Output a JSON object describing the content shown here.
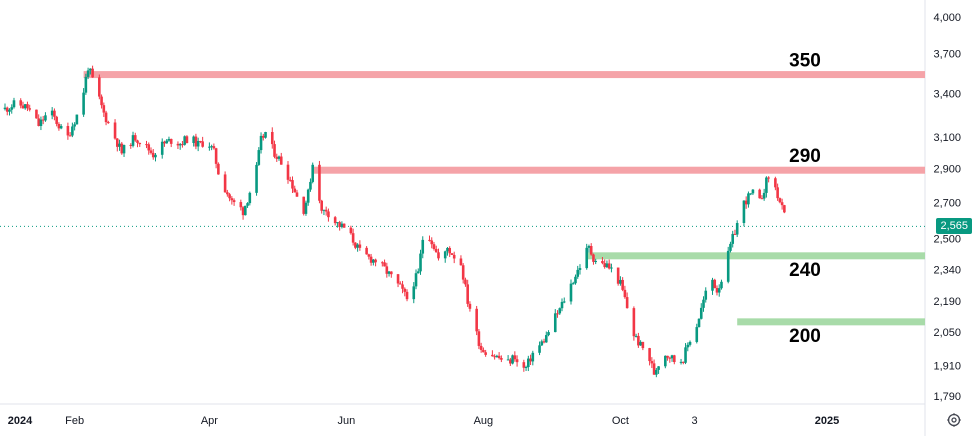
{
  "chart_data": {
    "type": "candlestick",
    "colors": {
      "up": "#089981",
      "down": "#f23645",
      "resistance": "#f5a3a8",
      "support": "#a8dba9",
      "badge": "#089981"
    },
    "y_scale": "log",
    "grid": false,
    "y_ticks": [
      "4,000",
      "3,700",
      "3,400",
      "3,100",
      "2,900",
      "2,700",
      "2,500",
      "2,340",
      "2,190",
      "2,050",
      "1,910",
      "1,790"
    ],
    "y_tick_values": [
      4000,
      3700,
      3400,
      3100,
      2900,
      2700,
      2500,
      2340,
      2190,
      2050,
      1910,
      1790
    ],
    "x_ticks": [
      {
        "label": "2024",
        "bold": true,
        "t": 0
      },
      {
        "label": "Feb",
        "bold": false,
        "t": 31
      },
      {
        "label": "Apr",
        "bold": false,
        "t": 91
      },
      {
        "label": "Jun",
        "bold": false,
        "t": 152
      },
      {
        "label": "Aug",
        "bold": false,
        "t": 213
      },
      {
        "label": "Oct",
        "bold": false,
        "t": 274
      },
      {
        "label": "3",
        "bold": false,
        "t": 307
      },
      {
        "label": "2025",
        "bold": true,
        "t": 366
      }
    ],
    "last_price": "2,565",
    "last_price_value": 2565,
    "levels": [
      {
        "label": "350",
        "value": 3540,
        "kind": "resistance",
        "t_start": 35
      },
      {
        "label": "290",
        "value": 2890,
        "kind": "resistance",
        "t_start": 137
      },
      {
        "label": "240",
        "value": 2410,
        "kind": "support",
        "t_start": 259
      },
      {
        "label": "200",
        "value": 2095,
        "kind": "support",
        "t_start": 326
      }
    ],
    "path": [
      [
        0,
        3290
      ],
      [
        5,
        3330
      ],
      [
        10,
        3300
      ],
      [
        15,
        3180
      ],
      [
        20,
        3280
      ],
      [
        25,
        3150
      ],
      [
        27,
        3060
      ],
      [
        30,
        3180
      ],
      [
        33,
        3280
      ],
      [
        35,
        3420
      ],
      [
        37,
        3600
      ],
      [
        40,
        3450
      ],
      [
        44,
        3260
      ],
      [
        48,
        3130
      ],
      [
        52,
        3000
      ],
      [
        55,
        3060
      ],
      [
        58,
        3100
      ],
      [
        62,
        3050
      ],
      [
        66,
        2990
      ],
      [
        70,
        3050
      ],
      [
        74,
        3080
      ],
      [
        78,
        3060
      ],
      [
        82,
        3100
      ],
      [
        86,
        3050
      ],
      [
        90,
        3080
      ],
      [
        93,
        3000
      ],
      [
        95,
        2880
      ],
      [
        98,
        2780
      ],
      [
        101,
        2700
      ],
      [
        104,
        2680
      ],
      [
        106,
        2650
      ],
      [
        108,
        2720
      ],
      [
        110,
        2800
      ],
      [
        112,
        2900
      ],
      [
        114,
        3080
      ],
      [
        116,
        3130
      ],
      [
        118,
        3050
      ],
      [
        120,
        3000
      ],
      [
        124,
        2920
      ],
      [
        128,
        2800
      ],
      [
        131,
        2700
      ],
      [
        133,
        2660
      ],
      [
        135,
        2750
      ],
      [
        137,
        2930
      ],
      [
        139,
        2820
      ],
      [
        141,
        2640
      ],
      [
        143,
        2660
      ],
      [
        146,
        2600
      ],
      [
        149,
        2570
      ],
      [
        152,
        2550
      ],
      [
        155,
        2490
      ],
      [
        158,
        2430
      ],
      [
        162,
        2400
      ],
      [
        166,
        2380
      ],
      [
        170,
        2330
      ],
      [
        173,
        2290
      ],
      [
        176,
        2250
      ],
      [
        179,
        2200
      ],
      [
        181,
        2260
      ],
      [
        184,
        2320
      ],
      [
        186,
        2500
      ],
      [
        188,
        2540
      ],
      [
        191,
        2460
      ],
      [
        194,
        2360
      ],
      [
        197,
        2450
      ],
      [
        200,
        2410
      ],
      [
        203,
        2370
      ],
      [
        206,
        2190
      ],
      [
        208,
        2130
      ],
      [
        210,
        2040
      ],
      [
        212,
        1980
      ],
      [
        216,
        1960
      ],
      [
        220,
        1940
      ],
      [
        224,
        1920
      ],
      [
        227,
        1950
      ],
      [
        229,
        1890
      ],
      [
        232,
        1900
      ],
      [
        235,
        1960
      ],
      [
        238,
        1990
      ],
      [
        241,
        2030
      ],
      [
        244,
        2100
      ],
      [
        247,
        2150
      ],
      [
        250,
        2220
      ],
      [
        253,
        2290
      ],
      [
        256,
        2360
      ],
      [
        258,
        2420
      ],
      [
        260,
        2450
      ],
      [
        262,
        2400
      ],
      [
        265,
        2370
      ],
      [
        268,
        2360
      ],
      [
        271,
        2330
      ],
      [
        274,
        2270
      ],
      [
        276,
        2200
      ],
      [
        278,
        2120
      ],
      [
        280,
        2040
      ],
      [
        283,
        1990
      ],
      [
        286,
        1960
      ],
      [
        289,
        1880
      ],
      [
        291,
        1920
      ],
      [
        293,
        1960
      ],
      [
        296,
        1950
      ],
      [
        299,
        1920
      ],
      [
        302,
        1940
      ],
      [
        305,
        2020
      ],
      [
        308,
        2080
      ],
      [
        311,
        2190
      ],
      [
        313,
        2260
      ],
      [
        315,
        2290
      ],
      [
        317,
        2240
      ],
      [
        320,
        2320
      ],
      [
        323,
        2460
      ],
      [
        326,
        2580
      ],
      [
        328,
        2680
      ],
      [
        331,
        2730
      ],
      [
        334,
        2760
      ],
      [
        336,
        2700
      ],
      [
        339,
        2820
      ],
      [
        341,
        2880
      ],
      [
        343,
        2780
      ],
      [
        345,
        2700
      ],
      [
        347,
        2620
      ],
      [
        348,
        2565
      ]
    ]
  }
}
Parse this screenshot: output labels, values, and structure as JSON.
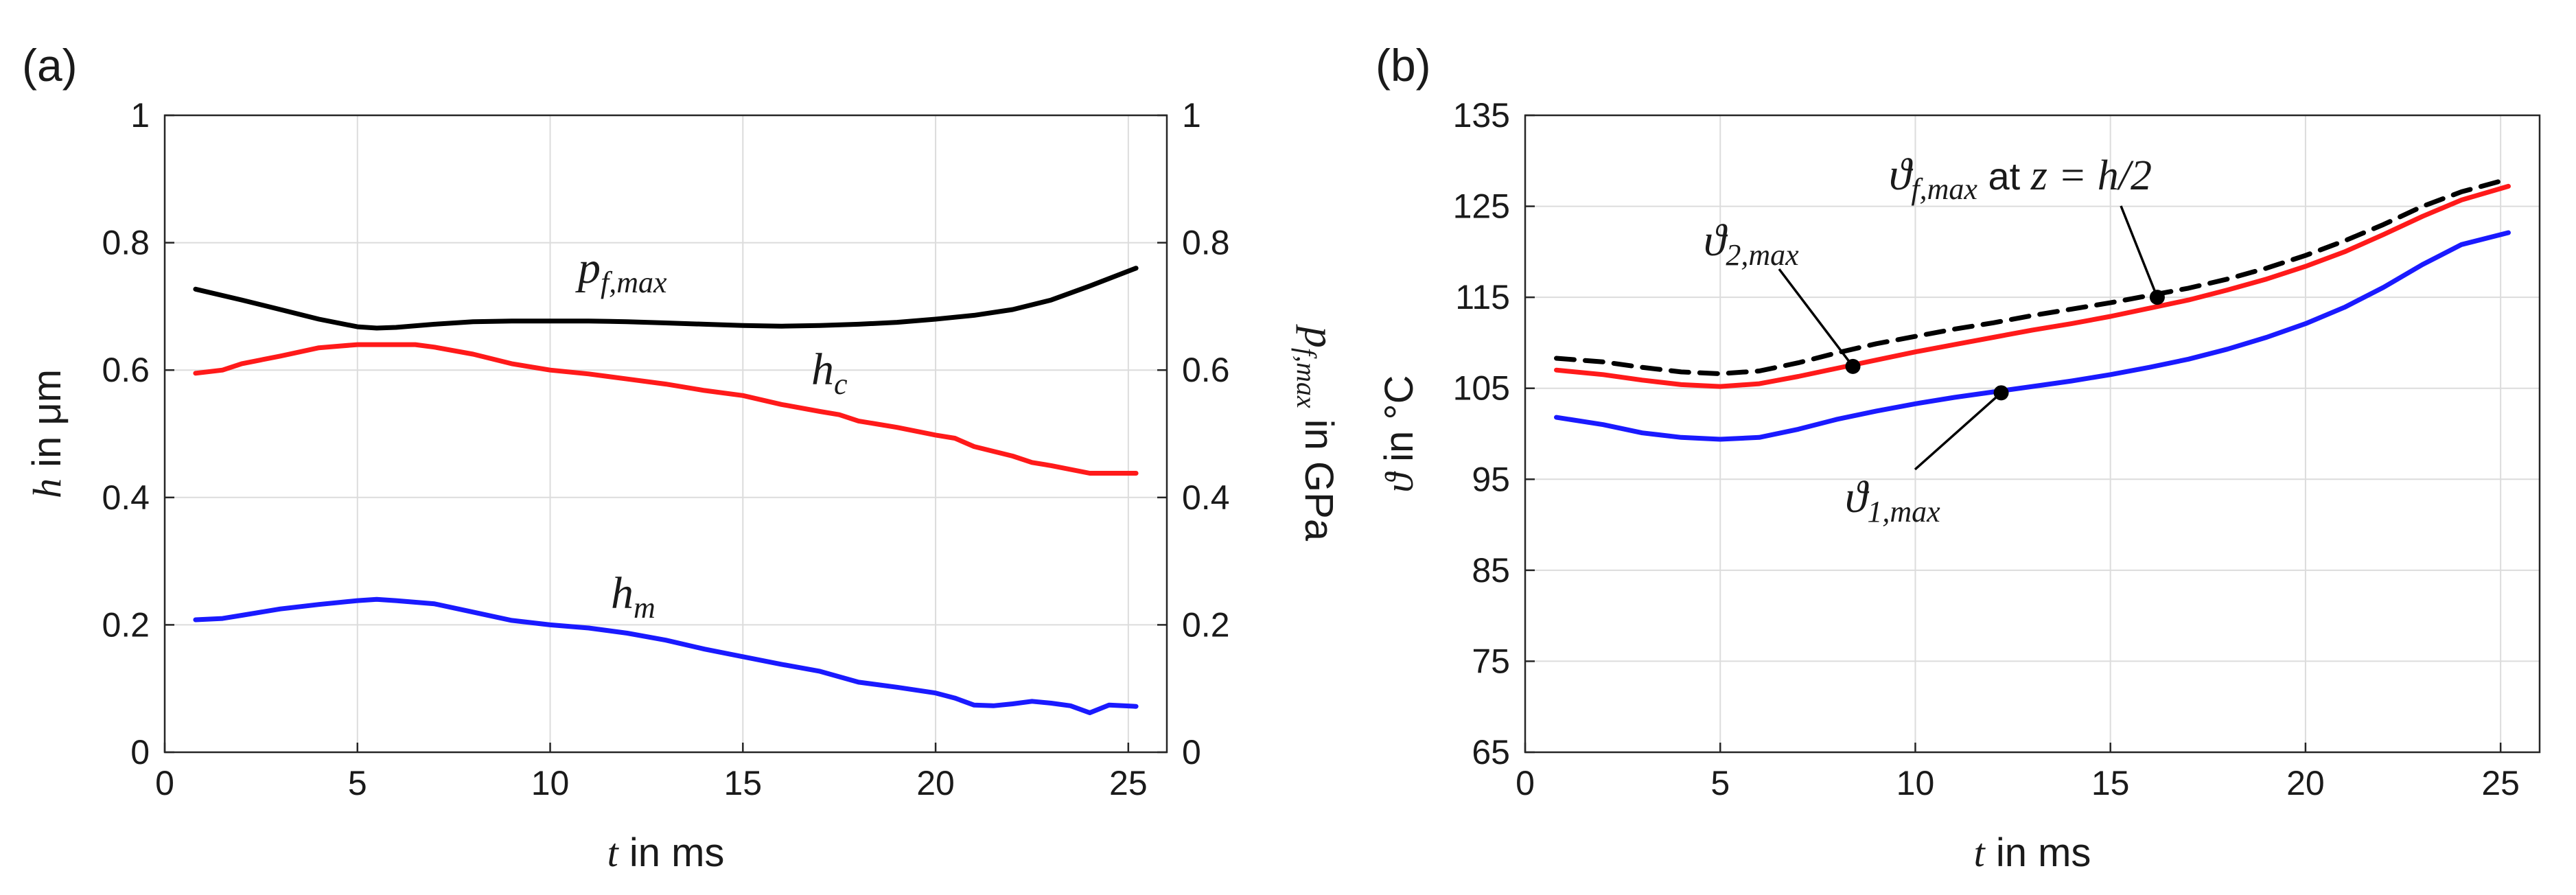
{
  "chart_data": [
    {
      "panel_label": "(a)",
      "type": "line",
      "xlabel_var": "t",
      "xlabel_text": " in ms",
      "ylabel_var": "h",
      "ylabel_text": " in μm",
      "y2label_var": "p",
      "y2label_sub": "f,max",
      "y2label_text": " in GPa",
      "xlim": [
        0,
        26
      ],
      "ylim": [
        0,
        1
      ],
      "y2lim": [
        0,
        1
      ],
      "xticks": [
        "0",
        "5",
        "10",
        "15",
        "20",
        "25"
      ],
      "yticks": [
        "0",
        "0.2",
        "0.4",
        "0.6",
        "0.8",
        "1"
      ],
      "y2ticks": [
        "0",
        "0.2",
        "0.4",
        "0.6",
        "0.8",
        "1"
      ],
      "grid": true,
      "series": [
        {
          "name": "p_f,max",
          "axis": "right",
          "color": "#000000",
          "label_var": "p",
          "label_sub": "f,max",
          "x": [
            0.8,
            2,
            3,
            4,
            5,
            5.5,
            6,
            7,
            8,
            9,
            10,
            11,
            12,
            13,
            14,
            15,
            16,
            17,
            18,
            19,
            20,
            21,
            22,
            23,
            24,
            25.2
          ],
          "y": [
            0.727,
            0.71,
            0.695,
            0.68,
            0.668,
            0.666,
            0.667,
            0.672,
            0.676,
            0.677,
            0.677,
            0.677,
            0.676,
            0.674,
            0.672,
            0.67,
            0.669,
            0.67,
            0.672,
            0.675,
            0.68,
            0.686,
            0.695,
            0.71,
            0.732,
            0.76
          ]
        },
        {
          "name": "h_c",
          "axis": "left",
          "color": "#ff1a1a",
          "label_var": "h",
          "label_sub": "c",
          "x": [
            0.8,
            1.5,
            2,
            3,
            4,
            5,
            6,
            6.5,
            7,
            8,
            9,
            10,
            11,
            12,
            13,
            14,
            15,
            16,
            17,
            17.5,
            18,
            19,
            20,
            20.5,
            21,
            22,
            22.5,
            23,
            24,
            25.2
          ],
          "y": [
            0.595,
            0.6,
            0.61,
            0.622,
            0.635,
            0.64,
            0.64,
            0.64,
            0.636,
            0.625,
            0.61,
            0.6,
            0.594,
            0.586,
            0.578,
            0.568,
            0.56,
            0.546,
            0.535,
            0.53,
            0.52,
            0.51,
            0.498,
            0.493,
            0.48,
            0.465,
            0.455,
            0.45,
            0.438,
            0.438
          ]
        },
        {
          "name": "h_m",
          "axis": "left",
          "color": "#1a1aff",
          "label_var": "h",
          "label_sub": "m",
          "x": [
            0.8,
            1.5,
            2,
            3,
            4,
            5,
            5.5,
            6,
            7,
            8,
            9,
            10,
            11,
            12,
            13,
            14,
            15,
            16,
            17,
            18,
            19,
            20,
            20.5,
            21,
            21.5,
            22,
            22.5,
            23,
            23.5,
            24,
            24.5,
            25.2
          ],
          "y": [
            0.208,
            0.21,
            0.215,
            0.225,
            0.232,
            0.238,
            0.24,
            0.238,
            0.233,
            0.22,
            0.207,
            0.2,
            0.195,
            0.187,
            0.176,
            0.162,
            0.15,
            0.138,
            0.127,
            0.11,
            0.102,
            0.093,
            0.085,
            0.074,
            0.073,
            0.076,
            0.08,
            0.077,
            0.073,
            0.062,
            0.074,
            0.072
          ]
        }
      ]
    },
    {
      "panel_label": "(b)",
      "type": "line",
      "xlabel_var": "t",
      "xlabel_text": " in ms",
      "ylabel_var": "ϑ",
      "ylabel_text": " in °C",
      "xlim": [
        0,
        26
      ],
      "ylim": [
        65,
        135
      ],
      "xticks": [
        "0",
        "5",
        "10",
        "15",
        "20",
        "25"
      ],
      "yticks": [
        "65",
        "75",
        "85",
        "95",
        "105",
        "115",
        "125",
        "135"
      ],
      "grid": true,
      "series": [
        {
          "name": "ϑ_f,max at z = h/2",
          "color": "#000000",
          "dashed": true,
          "x": [
            0.8,
            2,
            3,
            4,
            5,
            6,
            7,
            8,
            9,
            10,
            11,
            12,
            13,
            14,
            15,
            16,
            17,
            18,
            19,
            20,
            21,
            22,
            23,
            24,
            25.2
          ],
          "y": [
            108.3,
            107.9,
            107.3,
            106.8,
            106.6,
            106.9,
            107.8,
            108.9,
            109.9,
            110.7,
            111.5,
            112.2,
            113.0,
            113.7,
            114.4,
            115.2,
            116.0,
            117.0,
            118.2,
            119.6,
            121.2,
            123.0,
            125.0,
            126.6,
            128.0
          ]
        },
        {
          "name": "ϑ_2,max",
          "color": "#ff1a1a",
          "x": [
            0.8,
            2,
            3,
            4,
            5,
            6,
            7,
            8,
            9,
            10,
            11,
            12,
            13,
            14,
            15,
            16,
            17,
            18,
            19,
            20,
            21,
            22,
            23,
            24,
            25.2
          ],
          "y": [
            107.0,
            106.5,
            105.9,
            105.4,
            105.2,
            105.5,
            106.3,
            107.2,
            108.1,
            109.0,
            109.8,
            110.6,
            111.4,
            112.1,
            112.9,
            113.8,
            114.7,
            115.8,
            117.0,
            118.4,
            120.0,
            121.9,
            123.9,
            125.7,
            127.2
          ]
        },
        {
          "name": "ϑ_1,max",
          "color": "#1a1aff",
          "x": [
            0.8,
            2,
            3,
            4,
            5,
            6,
            7,
            8,
            9,
            10,
            11,
            12,
            13,
            14,
            15,
            16,
            17,
            18,
            19,
            20,
            21,
            22,
            23,
            24,
            25.2
          ],
          "y": [
            101.8,
            101.0,
            100.1,
            99.6,
            99.4,
            99.6,
            100.5,
            101.6,
            102.5,
            103.3,
            104.0,
            104.6,
            105.2,
            105.8,
            106.5,
            107.3,
            108.2,
            109.3,
            110.6,
            112.1,
            113.9,
            116.1,
            118.6,
            120.8,
            122.1
          ]
        }
      ],
      "annotations": [
        {
          "label_var": "ϑ",
          "label_sub": "2,max",
          "label_text": "",
          "point": [
            8.4,
            107.4
          ]
        },
        {
          "label_var": "ϑ",
          "label_sub": "1,max",
          "label_text": "",
          "point": [
            12.2,
            104.5
          ]
        },
        {
          "label_var": "ϑ",
          "label_sub": "f,max",
          "label_text": " at ",
          "label_expr": "z = h/2",
          "point": [
            16.2,
            115.0
          ]
        }
      ]
    }
  ]
}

..............................

What this task involves: Look above for lines with the word "name" and copy them all.

Task solution:
          "name": "p_f,max",
          "name": "h_c",
          "name": "h_m",
          "name": "ϑ_f,max at z = h/2",
          "name": "ϑ_2,max",
          "name": "ϑ_1,max",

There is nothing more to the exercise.